## Entries shown:
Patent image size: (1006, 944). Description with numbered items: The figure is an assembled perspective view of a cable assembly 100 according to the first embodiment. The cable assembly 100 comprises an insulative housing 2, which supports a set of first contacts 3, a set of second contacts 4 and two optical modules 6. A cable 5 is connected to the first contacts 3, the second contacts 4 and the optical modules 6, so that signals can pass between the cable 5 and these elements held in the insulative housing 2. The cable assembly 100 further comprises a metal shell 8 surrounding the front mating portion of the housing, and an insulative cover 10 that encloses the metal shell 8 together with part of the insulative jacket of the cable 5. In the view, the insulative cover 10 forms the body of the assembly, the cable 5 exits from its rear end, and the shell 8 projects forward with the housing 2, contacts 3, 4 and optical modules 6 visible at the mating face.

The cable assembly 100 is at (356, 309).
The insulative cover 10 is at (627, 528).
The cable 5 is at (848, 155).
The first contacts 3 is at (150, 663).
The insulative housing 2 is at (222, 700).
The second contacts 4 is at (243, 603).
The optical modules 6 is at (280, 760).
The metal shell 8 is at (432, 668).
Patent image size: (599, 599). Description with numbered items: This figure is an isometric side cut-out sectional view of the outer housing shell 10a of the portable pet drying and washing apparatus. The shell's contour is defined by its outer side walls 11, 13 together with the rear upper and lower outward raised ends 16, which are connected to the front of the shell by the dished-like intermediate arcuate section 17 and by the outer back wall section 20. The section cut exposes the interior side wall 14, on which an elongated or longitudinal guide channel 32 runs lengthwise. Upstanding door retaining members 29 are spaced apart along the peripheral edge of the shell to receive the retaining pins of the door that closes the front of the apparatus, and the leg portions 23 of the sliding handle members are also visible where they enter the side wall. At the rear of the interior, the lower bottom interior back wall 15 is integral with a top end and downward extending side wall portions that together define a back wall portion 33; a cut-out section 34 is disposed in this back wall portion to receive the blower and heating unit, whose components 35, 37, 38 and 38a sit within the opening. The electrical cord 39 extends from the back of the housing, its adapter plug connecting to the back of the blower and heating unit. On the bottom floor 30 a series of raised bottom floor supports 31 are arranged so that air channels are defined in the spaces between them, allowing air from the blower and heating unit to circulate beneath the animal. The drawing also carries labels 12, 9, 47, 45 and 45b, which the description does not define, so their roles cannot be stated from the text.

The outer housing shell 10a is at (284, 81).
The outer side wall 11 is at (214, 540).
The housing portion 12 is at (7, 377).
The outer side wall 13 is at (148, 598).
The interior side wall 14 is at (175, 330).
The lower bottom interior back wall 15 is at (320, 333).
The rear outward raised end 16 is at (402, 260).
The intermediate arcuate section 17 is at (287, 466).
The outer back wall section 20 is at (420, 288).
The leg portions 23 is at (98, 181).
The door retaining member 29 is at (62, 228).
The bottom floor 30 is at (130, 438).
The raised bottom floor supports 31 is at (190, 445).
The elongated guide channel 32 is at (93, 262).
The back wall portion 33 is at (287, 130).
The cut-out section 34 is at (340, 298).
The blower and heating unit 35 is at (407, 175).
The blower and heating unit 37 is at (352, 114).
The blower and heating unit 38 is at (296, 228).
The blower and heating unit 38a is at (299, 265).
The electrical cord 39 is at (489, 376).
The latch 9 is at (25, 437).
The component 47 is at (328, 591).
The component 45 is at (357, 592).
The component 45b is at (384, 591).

## Set task:
Render every line of the records above as a Markdown table with the columns "Row" and "Line", numbering the rows in order and omitting the blank lines.

## Response to the exercise:
| Row | Line |
|---|---|
| 1 | Patent image size: (1006, 944). Description with numbered items: The figure is an assembled perspective view of a cable assembly 100 according to the first embodiment. The cable assembly 100 comprises an insulative housing 2, which supports a set of first contacts 3, a set of second contacts 4 and two optical modules 6. A cable 5 is connected to the first contacts 3, the second contacts 4 and the optical modules 6, so that signals can pass between the cable 5 and these elements held in the insulative housing 2. The cable assembly 100 further comprises a metal shell 8 surrounding the front mating portion of the housing, and an insulative cover 10 that encloses the metal shell 8 together with part of the insulative jacket of the cable 5. In the view, the insulative cover 10 forms the body of the assembly, the cable 5 exits from its rear end, and the shell 8 projects forward with the housing 2, contacts 3, 4 and optical modules 6 visible at the mating face. |
| 2 | The cable assembly 100 is at (356, 309). |
| 3 | The insulative cover 10 is at (627, 528). |
| 4 | The cable 5 is at (848, 155). |
| 5 | The first contacts 3 is at (150, 663). |
| 6 | The insulative housing 2 is at (222, 700). |
| 7 | The second contacts 4 is at (243, 603). |
| 8 | The optical modules 6 is at (280, 760). |
| 9 | The metal shell 8 is at (432, 668). |
| 10 | Patent image size: (599, 599). Description with numbered items: This figure is an isometric side cut-out sectional view of the outer housing shell 10a of the portable pet drying and washing apparatus. The shell's contour is defined by its outer side walls 11, 13 together with the rear upper and lower outward raised ends 16, which are connected to the front of the shell by the dished-like intermediate arcuate section 17 and by the outer back wall section 20. The section cut exposes the interior side wall 14, on which an elongated or longitudinal guide channel 32 runs lengthwise. Upstanding door retaining members 29 are spaced apart along the peripheral edge of the shell to receive the retaining pins of the door that closes the front of the apparatus, and the leg portions 23 of the sliding handle members are also visible where they enter the side wall. At the rear of the interior, the lower bottom interior back wall 15 is integral with a top end and downward extending side wall portions that together define a back wall portion 33; a cut-out section 34 is disposed in this back wall portion to receive the blower and heating unit, whose components 35, 37, 38 and 38a sit within the opening. The electrical cord 39 extends from the back of the housing, its adapter plug connecting to the back of the blower and heating unit. On the bottom floor 30 a series of raised bottom floor supports 31 are arranged so that air channels are defined in the spaces between them, allowing air from the blower and heating unit to circulate beneath the animal. The drawing also carries labels 12, 9, 47, 45 and 45b, which the description does not define, so their roles cannot be stated from the text. |
| 11 | The outer housing shell 10a is at (284, 81). |
| 12 | The outer side wall 11 is at (214, 540). |
| 13 | The housing portion 12 is at (7, 377). |
| 14 | The outer side wall 13 is at (148, 598). |
| 15 | The interior side wall 14 is at (175, 330). |
| 16 | The lower bottom interior back wall 15 is at (320, 333). |
| 17 | The rear outward raised end 16 is at (402, 260). |
| 18 | The intermediate arcuate section 17 is at (287, 466). |
| 19 | The outer back wall section 20 is at (420, 288). |
| 20 | The leg portions 23 is at (98, 181). |
| 21 | The door retaining member 29 is at (62, 228). |
| 22 | The bottom floor 30 is at (130, 438). |
| 23 | The raised bottom floor supports 31 is at (190, 445). |
| 24 | The elongated guide channel 32 is at (93, 262). |
| 25 | The back wall portion 33 is at (287, 130). |
| 26 | The cut-out section 34 is at (340, 298). |
| 27 | The blower and heating unit 35 is at (407, 175). |
| 28 | The blower and heating unit 37 is at (352, 114). |
| 29 | The blower and heating unit 38 is at (296, 228). |
| 30 | The blower and heating unit 38a is at (299, 265). |
| 31 | The electrical cord 39 is at (489, 376). |
| 32 | The latch 9 is at (25, 437). |
| 33 | The component 47 is at (328, 591). |
| 34 | The component 45 is at (357, 592). |
| 35 | The component 45b is at (384, 591). |